(Saved entries)
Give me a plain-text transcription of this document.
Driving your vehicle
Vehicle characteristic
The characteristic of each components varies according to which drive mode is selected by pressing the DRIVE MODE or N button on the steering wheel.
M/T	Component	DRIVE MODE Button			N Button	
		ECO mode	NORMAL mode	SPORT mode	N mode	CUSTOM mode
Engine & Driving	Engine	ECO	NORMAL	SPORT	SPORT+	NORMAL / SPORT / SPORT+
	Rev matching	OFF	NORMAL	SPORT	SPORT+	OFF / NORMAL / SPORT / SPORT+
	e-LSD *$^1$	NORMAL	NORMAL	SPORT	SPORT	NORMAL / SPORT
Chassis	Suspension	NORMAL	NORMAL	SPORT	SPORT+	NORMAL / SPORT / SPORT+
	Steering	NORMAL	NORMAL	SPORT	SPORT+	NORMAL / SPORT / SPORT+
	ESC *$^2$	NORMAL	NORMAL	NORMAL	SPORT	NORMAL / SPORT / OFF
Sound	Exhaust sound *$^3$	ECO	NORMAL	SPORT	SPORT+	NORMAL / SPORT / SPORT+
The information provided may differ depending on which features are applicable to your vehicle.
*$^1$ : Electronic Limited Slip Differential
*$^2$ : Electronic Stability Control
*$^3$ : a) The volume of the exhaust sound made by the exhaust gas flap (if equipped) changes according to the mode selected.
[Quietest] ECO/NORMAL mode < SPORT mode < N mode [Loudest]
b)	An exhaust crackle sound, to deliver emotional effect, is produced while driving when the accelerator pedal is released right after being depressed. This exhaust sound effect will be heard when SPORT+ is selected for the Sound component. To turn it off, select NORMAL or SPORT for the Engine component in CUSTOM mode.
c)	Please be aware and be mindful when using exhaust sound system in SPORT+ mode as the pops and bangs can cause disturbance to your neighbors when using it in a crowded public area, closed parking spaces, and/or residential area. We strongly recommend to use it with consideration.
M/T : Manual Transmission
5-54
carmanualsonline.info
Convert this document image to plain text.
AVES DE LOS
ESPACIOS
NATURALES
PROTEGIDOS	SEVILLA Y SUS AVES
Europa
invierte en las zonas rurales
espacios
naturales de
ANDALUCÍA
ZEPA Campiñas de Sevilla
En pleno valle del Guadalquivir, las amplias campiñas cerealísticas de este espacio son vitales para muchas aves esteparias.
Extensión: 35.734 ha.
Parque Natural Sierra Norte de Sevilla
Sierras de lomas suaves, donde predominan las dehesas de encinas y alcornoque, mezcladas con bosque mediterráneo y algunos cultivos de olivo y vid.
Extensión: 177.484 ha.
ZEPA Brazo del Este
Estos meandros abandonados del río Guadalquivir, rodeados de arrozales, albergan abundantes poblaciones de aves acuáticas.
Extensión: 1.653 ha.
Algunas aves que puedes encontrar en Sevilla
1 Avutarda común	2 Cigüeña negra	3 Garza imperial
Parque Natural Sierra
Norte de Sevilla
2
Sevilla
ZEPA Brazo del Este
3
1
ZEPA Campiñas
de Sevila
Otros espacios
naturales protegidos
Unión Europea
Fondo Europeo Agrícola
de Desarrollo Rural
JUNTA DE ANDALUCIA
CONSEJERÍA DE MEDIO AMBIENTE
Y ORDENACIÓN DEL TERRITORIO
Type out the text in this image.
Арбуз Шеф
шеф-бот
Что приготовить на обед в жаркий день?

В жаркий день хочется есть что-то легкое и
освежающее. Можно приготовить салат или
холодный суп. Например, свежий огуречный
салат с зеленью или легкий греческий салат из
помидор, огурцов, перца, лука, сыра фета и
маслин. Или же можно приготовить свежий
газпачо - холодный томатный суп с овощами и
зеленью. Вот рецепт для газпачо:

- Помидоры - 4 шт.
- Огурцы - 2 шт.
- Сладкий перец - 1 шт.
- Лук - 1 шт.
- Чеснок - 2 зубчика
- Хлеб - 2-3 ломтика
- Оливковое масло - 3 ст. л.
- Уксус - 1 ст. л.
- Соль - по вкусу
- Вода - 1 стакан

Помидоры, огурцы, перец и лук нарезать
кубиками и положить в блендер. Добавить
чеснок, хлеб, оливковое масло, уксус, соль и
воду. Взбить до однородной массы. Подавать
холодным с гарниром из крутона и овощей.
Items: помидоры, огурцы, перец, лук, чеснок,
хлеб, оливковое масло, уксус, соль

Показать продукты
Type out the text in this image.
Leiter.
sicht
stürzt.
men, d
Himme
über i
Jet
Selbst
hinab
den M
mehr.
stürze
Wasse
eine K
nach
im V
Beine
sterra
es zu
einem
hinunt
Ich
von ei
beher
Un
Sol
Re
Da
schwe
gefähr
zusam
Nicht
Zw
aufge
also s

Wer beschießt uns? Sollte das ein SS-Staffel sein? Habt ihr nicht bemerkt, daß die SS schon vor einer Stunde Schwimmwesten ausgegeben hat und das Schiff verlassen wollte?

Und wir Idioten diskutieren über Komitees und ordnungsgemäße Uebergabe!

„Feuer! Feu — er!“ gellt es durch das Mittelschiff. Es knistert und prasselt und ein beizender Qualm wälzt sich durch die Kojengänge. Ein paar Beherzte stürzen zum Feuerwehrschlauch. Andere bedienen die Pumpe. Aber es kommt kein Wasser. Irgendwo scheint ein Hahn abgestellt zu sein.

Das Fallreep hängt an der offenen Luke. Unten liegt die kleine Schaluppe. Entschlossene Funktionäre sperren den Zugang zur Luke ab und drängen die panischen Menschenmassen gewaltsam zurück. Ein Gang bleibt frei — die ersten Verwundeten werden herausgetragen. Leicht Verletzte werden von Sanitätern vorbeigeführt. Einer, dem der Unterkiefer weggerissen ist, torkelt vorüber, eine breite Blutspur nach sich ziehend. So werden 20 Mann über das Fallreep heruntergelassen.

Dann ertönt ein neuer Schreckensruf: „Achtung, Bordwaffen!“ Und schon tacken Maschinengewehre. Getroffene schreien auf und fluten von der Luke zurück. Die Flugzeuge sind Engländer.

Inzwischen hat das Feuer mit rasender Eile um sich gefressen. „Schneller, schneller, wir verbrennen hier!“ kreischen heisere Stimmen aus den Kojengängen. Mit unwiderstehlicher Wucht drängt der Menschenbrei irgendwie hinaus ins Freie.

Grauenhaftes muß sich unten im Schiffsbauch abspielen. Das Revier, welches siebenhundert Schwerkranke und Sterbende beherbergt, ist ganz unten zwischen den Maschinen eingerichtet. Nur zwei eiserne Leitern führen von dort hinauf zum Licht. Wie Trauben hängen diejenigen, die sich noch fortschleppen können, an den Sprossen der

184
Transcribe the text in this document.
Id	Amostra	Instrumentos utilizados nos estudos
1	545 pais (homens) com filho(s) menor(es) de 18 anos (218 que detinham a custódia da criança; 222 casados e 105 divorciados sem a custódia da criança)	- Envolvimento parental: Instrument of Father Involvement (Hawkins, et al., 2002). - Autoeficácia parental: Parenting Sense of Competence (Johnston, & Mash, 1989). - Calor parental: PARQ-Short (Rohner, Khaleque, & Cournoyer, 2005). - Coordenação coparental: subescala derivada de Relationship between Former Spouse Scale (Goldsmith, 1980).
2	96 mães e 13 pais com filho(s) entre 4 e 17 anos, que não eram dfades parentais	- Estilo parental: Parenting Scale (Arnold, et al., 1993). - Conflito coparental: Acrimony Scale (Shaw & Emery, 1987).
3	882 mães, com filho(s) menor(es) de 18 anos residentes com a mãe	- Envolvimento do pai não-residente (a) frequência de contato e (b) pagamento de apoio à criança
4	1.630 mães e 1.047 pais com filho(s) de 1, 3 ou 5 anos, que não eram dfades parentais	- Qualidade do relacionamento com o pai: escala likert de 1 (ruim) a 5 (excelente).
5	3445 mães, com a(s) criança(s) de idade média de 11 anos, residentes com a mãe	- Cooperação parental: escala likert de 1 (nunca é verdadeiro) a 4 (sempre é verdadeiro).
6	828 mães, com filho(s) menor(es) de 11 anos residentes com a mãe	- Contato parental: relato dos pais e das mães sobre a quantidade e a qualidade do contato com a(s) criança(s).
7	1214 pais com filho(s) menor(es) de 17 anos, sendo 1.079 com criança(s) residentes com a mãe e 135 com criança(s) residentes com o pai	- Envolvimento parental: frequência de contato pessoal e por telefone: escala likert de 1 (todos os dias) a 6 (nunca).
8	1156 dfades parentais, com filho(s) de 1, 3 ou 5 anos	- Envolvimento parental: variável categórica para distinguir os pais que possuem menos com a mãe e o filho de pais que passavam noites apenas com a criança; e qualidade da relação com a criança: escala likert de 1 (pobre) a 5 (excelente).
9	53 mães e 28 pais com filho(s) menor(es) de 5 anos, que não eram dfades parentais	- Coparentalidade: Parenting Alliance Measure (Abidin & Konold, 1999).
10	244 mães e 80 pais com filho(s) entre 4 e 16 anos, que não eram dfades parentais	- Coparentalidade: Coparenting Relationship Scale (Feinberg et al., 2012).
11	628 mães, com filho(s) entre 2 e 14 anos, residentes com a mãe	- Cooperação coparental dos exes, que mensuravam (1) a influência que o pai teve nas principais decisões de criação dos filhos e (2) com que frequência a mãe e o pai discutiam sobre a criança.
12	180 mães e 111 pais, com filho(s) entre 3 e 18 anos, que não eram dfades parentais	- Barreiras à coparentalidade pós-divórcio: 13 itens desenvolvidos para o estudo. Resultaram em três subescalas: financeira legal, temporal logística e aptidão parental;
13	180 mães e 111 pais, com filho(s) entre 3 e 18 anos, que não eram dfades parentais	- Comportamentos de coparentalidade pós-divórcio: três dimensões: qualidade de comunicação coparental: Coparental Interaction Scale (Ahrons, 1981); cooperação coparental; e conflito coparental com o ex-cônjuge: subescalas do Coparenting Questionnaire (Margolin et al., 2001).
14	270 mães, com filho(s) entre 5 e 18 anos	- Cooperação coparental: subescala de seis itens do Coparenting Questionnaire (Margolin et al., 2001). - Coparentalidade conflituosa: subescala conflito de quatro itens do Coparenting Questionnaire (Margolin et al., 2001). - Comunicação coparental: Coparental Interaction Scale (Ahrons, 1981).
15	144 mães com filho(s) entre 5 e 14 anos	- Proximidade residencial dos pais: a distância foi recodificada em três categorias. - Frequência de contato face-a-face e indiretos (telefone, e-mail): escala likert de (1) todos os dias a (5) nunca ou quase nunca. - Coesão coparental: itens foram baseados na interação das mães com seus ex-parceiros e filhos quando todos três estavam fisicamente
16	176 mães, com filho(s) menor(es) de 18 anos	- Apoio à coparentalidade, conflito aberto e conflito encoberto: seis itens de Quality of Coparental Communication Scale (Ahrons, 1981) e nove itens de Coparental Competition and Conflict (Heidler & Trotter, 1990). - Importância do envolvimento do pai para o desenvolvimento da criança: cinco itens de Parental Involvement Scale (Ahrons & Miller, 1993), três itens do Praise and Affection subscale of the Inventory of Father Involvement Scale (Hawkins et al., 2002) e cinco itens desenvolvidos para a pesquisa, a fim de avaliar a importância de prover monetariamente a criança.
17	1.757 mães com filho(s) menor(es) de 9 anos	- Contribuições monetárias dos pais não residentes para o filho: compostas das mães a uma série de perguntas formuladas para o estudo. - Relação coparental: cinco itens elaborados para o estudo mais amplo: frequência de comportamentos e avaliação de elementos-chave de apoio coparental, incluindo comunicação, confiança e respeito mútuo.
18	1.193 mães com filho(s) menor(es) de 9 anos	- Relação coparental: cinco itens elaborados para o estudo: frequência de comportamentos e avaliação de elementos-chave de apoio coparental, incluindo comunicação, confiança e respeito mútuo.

EXERCISE DETAILS> Scan the records above for the string "filhos", then select every line that holds it.

SOLUTION TO THE PROBLEM>
11	628 mães, com filho(s) entre 2 e 14 anos, residentes com a mãe	- Cooperação coparental dos exes, que mensuravam (1) a influência que o pai teve nas principais decisões de criação dos filhos e (2) com que frequência a mãe e o pai discutiam sobre a criança.
15	144 mães com filho(s) entre 5 e 14 anos	- Proximidade residencial dos pais: a distância foi recodificada em três categorias. - Frequência de contato face-a-face e indiretos (telefone, e-mail): escala likert de (1) todos os dias a (5) nunca ou quase nunca. - Coesão coparental: itens foram baseados na interação das mães com seus ex-parceiros e filhos quando todos três estavam fisicamente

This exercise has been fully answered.